EXTRACTED ENTRIES:
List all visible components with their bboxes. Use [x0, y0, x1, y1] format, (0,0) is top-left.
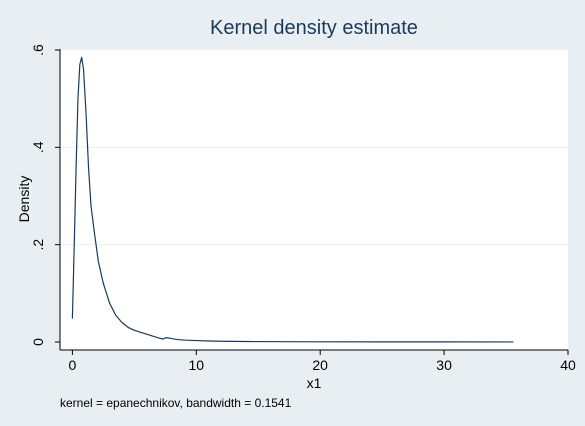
x-tick-label: 10 [189, 357, 205, 373]
x-tick-label: 40 [560, 357, 576, 373]
chart-title: Kernel density estimate [210, 17, 418, 39]
y-tick-label: .6 [30, 44, 46, 56]
gridlines [60, 49, 568, 246]
kernel-note: kernel = epanechnikov, bandwidth = 0.154… [60, 396, 292, 410]
x-tick-label: 30 [436, 357, 452, 373]
tick-marks: 0 .2 .4 .6 0 10 20 30 40 [30, 44, 576, 373]
y-tick-label: 0 [30, 338, 46, 346]
y-axis-title: Density [16, 176, 32, 223]
x-axis-title: x1 [307, 375, 322, 391]
x-tick-label: 0 [68, 357, 76, 373]
axes [59, 49, 568, 351]
series-group [71, 56, 514, 343]
y-tick-label: .4 [30, 141, 46, 153]
density-line [71, 56, 514, 343]
y-tick-label: .2 [30, 239, 46, 251]
plot-area [60, 49, 568, 350]
x-tick-label: 20 [312, 357, 328, 373]
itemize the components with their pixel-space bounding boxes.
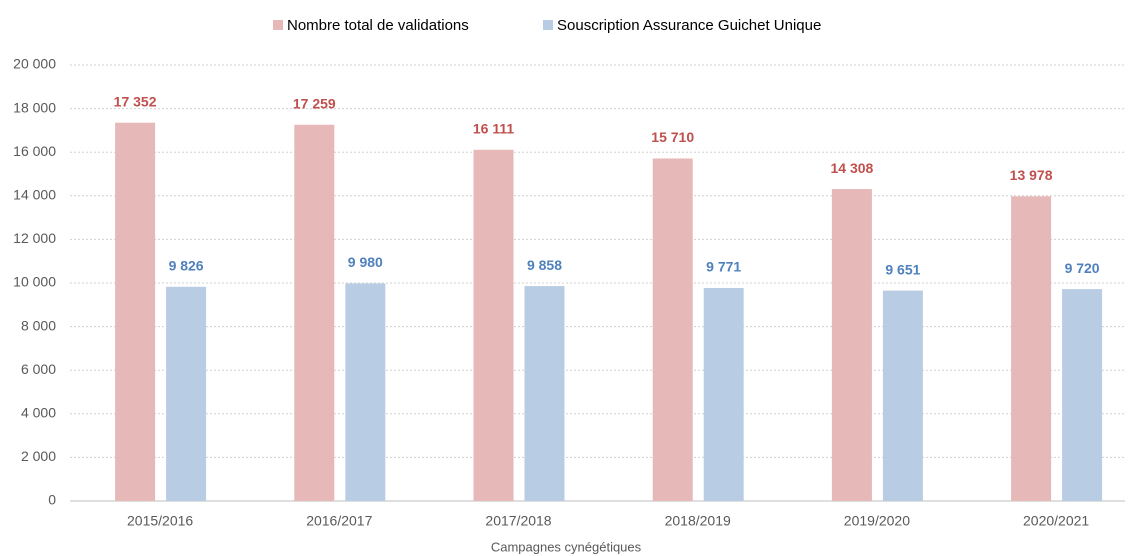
- y-tick-label: 4 000: [21, 405, 56, 421]
- y-tick-label: 6 000: [21, 361, 56, 377]
- bar: [652, 158, 693, 501]
- value-label: 16 111: [473, 120, 514, 136]
- value-label: 9 771: [706, 259, 741, 275]
- value-label: 15 710: [651, 129, 694, 145]
- value-label: 9 980: [348, 254, 383, 270]
- value-label: 9 720: [1065, 260, 1100, 276]
- y-tick-label: 0: [48, 492, 56, 508]
- bar: [703, 287, 744, 501]
- bar: [1062, 289, 1103, 501]
- value-label: 9 826: [169, 257, 204, 273]
- bar: [115, 122, 156, 501]
- value-label: 14 308: [830, 160, 873, 176]
- y-tick-label: 12 000: [13, 230, 56, 246]
- legend-label: Souscription Assurance Guichet Unique: [557, 17, 821, 34]
- bar: [1011, 196, 1052, 501]
- value-label: 17 352: [114, 93, 157, 109]
- bar: [882, 290, 923, 501]
- bar: [294, 124, 335, 502]
- x-tick-label: 2020/2021: [1023, 513, 1089, 529]
- y-tick-label: 14 000: [13, 187, 56, 203]
- y-tick-label: 18 000: [13, 99, 56, 115]
- value-label: 9 858: [527, 257, 562, 273]
- x-tick-label: 2018/2019: [665, 513, 731, 529]
- x-axis-title: Campagnes cynégétiques: [491, 539, 642, 554]
- y-tick-label: 16 000: [13, 143, 56, 159]
- y-tick-label: 20 000: [13, 56, 56, 72]
- value-label: 9 651: [885, 261, 920, 277]
- y-tick-label: 2 000: [21, 448, 56, 464]
- y-tick-label: 8 000: [21, 317, 56, 333]
- x-tick-label: 2016/2017: [306, 513, 372, 529]
- bar: [524, 286, 565, 501]
- bar: [473, 149, 514, 501]
- value-label: 13 978: [1010, 167, 1053, 183]
- bar: [831, 189, 872, 501]
- y-tick-label: 10 000: [13, 274, 56, 290]
- legend-label: Nombre total de validations: [287, 17, 469, 34]
- legend-swatch: [273, 20, 283, 30]
- bar: [166, 286, 207, 501]
- x-tick-label: 2015/2016: [127, 513, 193, 529]
- bar: [345, 283, 386, 501]
- value-label: 17 259: [293, 95, 336, 111]
- legend-swatch: [543, 20, 553, 30]
- x-tick-label: 2017/2018: [485, 513, 551, 529]
- x-tick-label: 2019/2020: [844, 513, 910, 529]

SHORT PROBLEM: Return the lines of the records from the line with "- y-tick-label: 4 000: [21, 405, 56, 421]" up to and including the line with "- legend-swatch: [273, 20, 283, 30]", reproducing each one verbatim.

FINISHED EXERCISE:
- y-tick-label: 4 000: [21, 405, 56, 421]
- y-tick-label: 6 000: [21, 361, 56, 377]
- bar: [652, 158, 693, 501]
- value-label: 16 111: [473, 120, 514, 136]
- value-label: 9 771: [706, 259, 741, 275]
- value-label: 15 710: [651, 129, 694, 145]
- value-label: 9 980: [348, 254, 383, 270]
- value-label: 9 720: [1065, 260, 1100, 276]
- y-tick-label: 0: [48, 492, 56, 508]
- bar: [703, 287, 744, 501]
- bar: [1062, 289, 1103, 501]
- value-label: 9 826: [169, 257, 204, 273]
- bar: [115, 122, 156, 501]
- value-label: 14 308: [830, 160, 873, 176]
- y-tick-label: 12 000: [13, 230, 56, 246]
- legend-label: Souscription Assurance Guichet Unique: [557, 17, 821, 34]
- bar: [1011, 196, 1052, 501]
- value-label: 17 352: [114, 93, 157, 109]
- bar: [882, 290, 923, 501]
- bar: [294, 124, 335, 502]
- x-tick-label: 2020/2021: [1023, 513, 1089, 529]
- y-tick-label: 14 000: [13, 187, 56, 203]
- y-tick-label: 18 000: [13, 99, 56, 115]
- value-label: 9 858: [527, 257, 562, 273]
- x-tick-label: 2018/2019: [665, 513, 731, 529]
- x-axis-title: Campagnes cynégétiques: [491, 539, 642, 554]
- y-tick-label: 16 000: [13, 143, 56, 159]
- y-tick-label: 20 000: [13, 56, 56, 72]
- value-label: 9 651: [885, 261, 920, 277]
- y-tick-label: 2 000: [21, 448, 56, 464]
- y-tick-label: 8 000: [21, 317, 56, 333]
- x-tick-label: 2016/2017: [306, 513, 372, 529]
- bar: [524, 286, 565, 501]
- bar: [473, 149, 514, 501]
- value-label: 13 978: [1010, 167, 1053, 183]
- bar: [831, 189, 872, 501]
- y-tick-label: 10 000: [13, 274, 56, 290]
- legend-label: Nombre total de validations: [287, 17, 469, 34]
- legend-swatch: [273, 20, 283, 30]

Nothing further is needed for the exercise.